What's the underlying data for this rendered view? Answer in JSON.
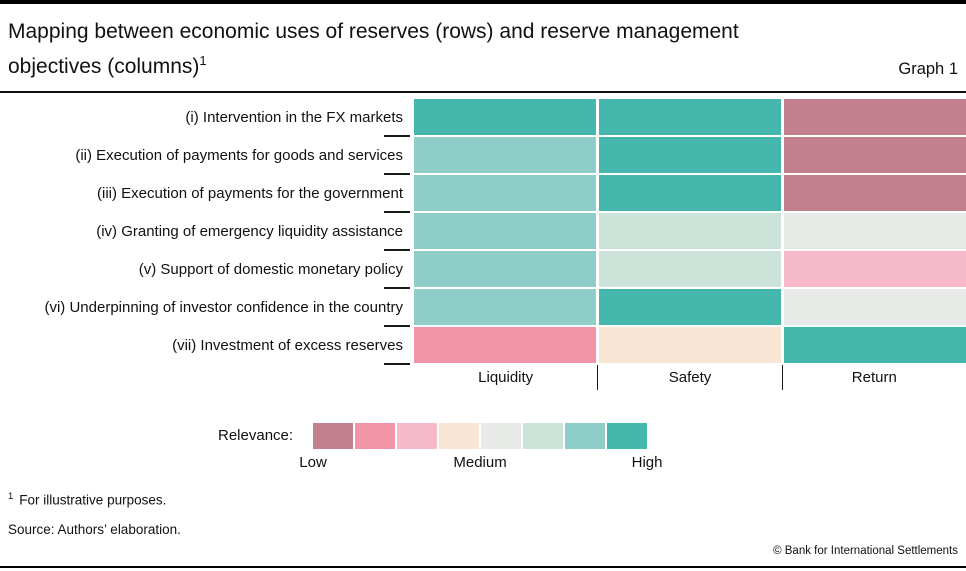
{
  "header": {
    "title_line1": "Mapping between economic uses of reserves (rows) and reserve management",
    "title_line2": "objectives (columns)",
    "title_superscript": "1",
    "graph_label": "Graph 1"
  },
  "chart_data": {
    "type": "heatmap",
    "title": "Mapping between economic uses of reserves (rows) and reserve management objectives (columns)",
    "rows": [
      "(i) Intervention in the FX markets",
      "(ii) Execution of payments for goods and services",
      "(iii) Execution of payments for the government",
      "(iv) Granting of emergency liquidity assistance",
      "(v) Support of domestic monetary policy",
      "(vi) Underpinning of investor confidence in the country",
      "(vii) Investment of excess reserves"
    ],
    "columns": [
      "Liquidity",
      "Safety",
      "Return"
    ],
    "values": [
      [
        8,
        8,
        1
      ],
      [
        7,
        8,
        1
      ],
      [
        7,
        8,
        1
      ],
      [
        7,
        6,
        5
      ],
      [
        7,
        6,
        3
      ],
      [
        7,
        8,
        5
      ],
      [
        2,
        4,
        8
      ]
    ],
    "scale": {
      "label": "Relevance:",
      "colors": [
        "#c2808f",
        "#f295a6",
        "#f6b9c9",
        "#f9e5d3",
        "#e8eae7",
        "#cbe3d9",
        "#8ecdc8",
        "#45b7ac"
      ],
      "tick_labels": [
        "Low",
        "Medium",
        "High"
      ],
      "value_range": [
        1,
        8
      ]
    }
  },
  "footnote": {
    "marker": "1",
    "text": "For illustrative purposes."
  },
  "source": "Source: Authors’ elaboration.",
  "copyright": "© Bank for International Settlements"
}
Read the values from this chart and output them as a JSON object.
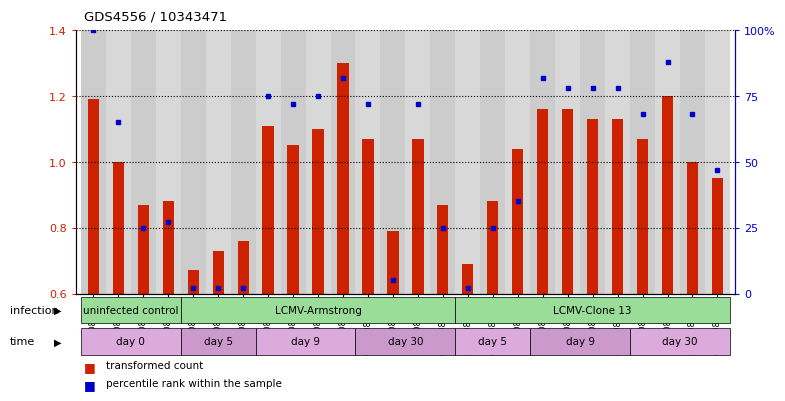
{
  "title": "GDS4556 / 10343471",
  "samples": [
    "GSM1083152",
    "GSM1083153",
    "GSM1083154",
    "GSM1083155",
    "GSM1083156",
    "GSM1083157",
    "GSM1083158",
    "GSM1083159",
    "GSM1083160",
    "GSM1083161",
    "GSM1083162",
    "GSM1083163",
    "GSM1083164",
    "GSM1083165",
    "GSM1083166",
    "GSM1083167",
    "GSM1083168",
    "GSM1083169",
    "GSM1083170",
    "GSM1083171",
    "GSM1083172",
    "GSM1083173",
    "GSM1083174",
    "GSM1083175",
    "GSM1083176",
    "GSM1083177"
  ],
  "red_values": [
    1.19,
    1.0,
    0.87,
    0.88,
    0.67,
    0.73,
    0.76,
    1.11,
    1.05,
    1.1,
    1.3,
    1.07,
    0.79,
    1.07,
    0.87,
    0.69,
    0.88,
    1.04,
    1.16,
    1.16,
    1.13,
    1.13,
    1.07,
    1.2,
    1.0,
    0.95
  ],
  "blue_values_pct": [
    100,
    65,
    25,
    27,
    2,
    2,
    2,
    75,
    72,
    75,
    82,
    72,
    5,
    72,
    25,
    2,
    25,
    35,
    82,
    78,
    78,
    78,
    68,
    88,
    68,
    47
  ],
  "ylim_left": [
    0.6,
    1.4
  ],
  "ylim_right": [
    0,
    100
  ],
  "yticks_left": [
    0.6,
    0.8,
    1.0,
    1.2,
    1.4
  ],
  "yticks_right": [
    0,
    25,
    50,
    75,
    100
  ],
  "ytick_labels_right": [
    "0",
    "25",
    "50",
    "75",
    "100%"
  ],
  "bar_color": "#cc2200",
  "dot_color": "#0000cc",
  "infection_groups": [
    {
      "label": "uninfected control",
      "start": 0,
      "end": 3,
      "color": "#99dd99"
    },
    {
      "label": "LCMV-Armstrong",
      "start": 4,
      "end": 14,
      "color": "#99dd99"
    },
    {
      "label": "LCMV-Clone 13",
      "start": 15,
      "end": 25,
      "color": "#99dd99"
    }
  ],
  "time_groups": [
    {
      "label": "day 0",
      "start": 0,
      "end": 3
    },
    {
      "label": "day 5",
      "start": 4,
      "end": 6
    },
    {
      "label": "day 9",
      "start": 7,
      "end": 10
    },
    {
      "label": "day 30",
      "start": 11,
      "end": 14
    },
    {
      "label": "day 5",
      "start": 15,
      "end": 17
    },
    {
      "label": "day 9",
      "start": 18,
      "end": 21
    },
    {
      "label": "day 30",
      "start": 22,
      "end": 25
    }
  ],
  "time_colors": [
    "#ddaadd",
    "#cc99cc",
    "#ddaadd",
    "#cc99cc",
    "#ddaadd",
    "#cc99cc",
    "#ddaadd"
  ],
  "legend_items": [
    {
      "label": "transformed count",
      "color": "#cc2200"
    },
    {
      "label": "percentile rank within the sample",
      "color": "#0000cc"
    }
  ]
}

★ ★ ★

Quote the listing above in full, except for the pictures.

(TASK RESPONSE):
What's the underlying data for this rendered view? Answer in JSON.
{
  "header": {
    "title_line1": "Mapping between economic uses of reserves (rows) and reserve management",
    "title_line2": "objectives (columns)",
    "title_superscript": "1",
    "graph_label": "Graph 1"
  },
  "chart_data": {
    "type": "heatmap",
    "title": "Mapping between economic uses of reserves (rows) and reserve management objectives (columns)",
    "rows": [
      "(i) Intervention in the FX markets",
      "(ii) Execution of payments for goods and services",
      "(iii) Execution of payments for the government",
      "(iv) Granting of emergency liquidity assistance",
      "(v) Support of domestic monetary policy",
      "(vi) Underpinning of investor confidence in the country",
      "(vii) Investment of excess reserves"
    ],
    "columns": [
      "Liquidity",
      "Safety",
      "Return"
    ],
    "values": [
      [
        8,
        8,
        1
      ],
      [
        7,
        8,
        1
      ],
      [
        7,
        8,
        1
      ],
      [
        7,
        6,
        5
      ],
      [
        7,
        6,
        3
      ],
      [
        7,
        8,
        5
      ],
      [
        2,
        4,
        8
      ]
    ],
    "scale": {
      "label": "Relevance:",
      "colors": [
        "#c2808f",
        "#f295a6",
        "#f6b9c9",
        "#f9e5d3",
        "#e8eae7",
        "#cbe3d9",
        "#8ecdc8",
        "#45b7ac"
      ],
      "tick_labels": [
        "Low",
        "Medium",
        "High"
      ],
      "value_range": [
        1,
        8
      ]
    }
  },
  "footnote": {
    "marker": "1",
    "text": "For illustrative purposes."
  },
  "source": "Source: Authors’ elaboration.",
  "copyright": "© Bank for International Settlements"
}
Read the values from this chart and output them as a JSON object.
{
  "title": "GDS4556 / 10343471",
  "samples": [
    "GSM1083152",
    "GSM1083153",
    "GSM1083154",
    "GSM1083155",
    "GSM1083156",
    "GSM1083157",
    "GSM1083158",
    "GSM1083159",
    "GSM1083160",
    "GSM1083161",
    "GSM1083162",
    "GSM1083163",
    "GSM1083164",
    "GSM1083165",
    "GSM1083166",
    "GSM1083167",
    "GSM1083168",
    "GSM1083169",
    "GSM1083170",
    "GSM1083171",
    "GSM1083172",
    "GSM1083173",
    "GSM1083174",
    "GSM1083175",
    "GSM1083176",
    "GSM1083177"
  ],
  "red_values": [
    1.19,
    1.0,
    0.87,
    0.88,
    0.67,
    0.73,
    0.76,
    1.11,
    1.05,
    1.1,
    1.3,
    1.07,
    0.79,
    1.07,
    0.87,
    0.69,
    0.88,
    1.04,
    1.16,
    1.16,
    1.13,
    1.13,
    1.07,
    1.2,
    1.0,
    0.95
  ],
  "blue_values_pct": [
    100,
    65,
    25,
    27,
    2,
    2,
    2,
    75,
    72,
    75,
    82,
    72,
    5,
    72,
    25,
    2,
    25,
    35,
    82,
    78,
    78,
    78,
    68,
    88,
    68,
    47
  ],
  "ylim_left": [
    0.6,
    1.4
  ],
  "ylim_right": [
    0,
    100
  ],
  "yticks_left": [
    0.6,
    0.8,
    1.0,
    1.2,
    1.4
  ],
  "yticks_right": [
    0,
    25,
    50,
    75,
    100
  ],
  "ytick_labels_right": [
    "0",
    "25",
    "50",
    "75",
    "100%"
  ],
  "bar_color": "#cc2200",
  "dot_color": "#0000cc",
  "infection_groups": [
    {
      "label": "uninfected control",
      "start": 0,
      "end": 3,
      "color": "#99dd99"
    },
    {
      "label": "LCMV-Armstrong",
      "start": 4,
      "end": 14,
      "color": "#99dd99"
    },
    {
      "label": "LCMV-Clone 13",
      "start": 15,
      "end": 25,
      "color": "#99dd99"
    }
  ],
  "time_groups": [
    {
      "label": "day 0",
      "start": 0,
      "end": 3
    },
    {
      "label": "day 5",
      "start": 4,
      "end": 6
    },
    {
      "label": "day 9",
      "start": 7,
      "end": 10
    },
    {
      "label": "day 30",
      "start": 11,
      "end": 14
    },
    {
      "label": "day 5",
      "start": 15,
      "end": 17
    },
    {
      "label": "day 9",
      "start": 18,
      "end": 21
    },
    {
      "label": "day 30",
      "start": 22,
      "end": 25
    }
  ],
  "time_colors": [
    "#ddaadd",
    "#cc99cc",
    "#ddaadd",
    "#cc99cc",
    "#ddaadd",
    "#cc99cc",
    "#ddaadd"
  ],
  "legend_items": [
    {
      "label": "transformed count",
      "color": "#cc2200"
    },
    {
      "label": "percentile rank within the sample",
      "color": "#0000cc"
    }
  ]
}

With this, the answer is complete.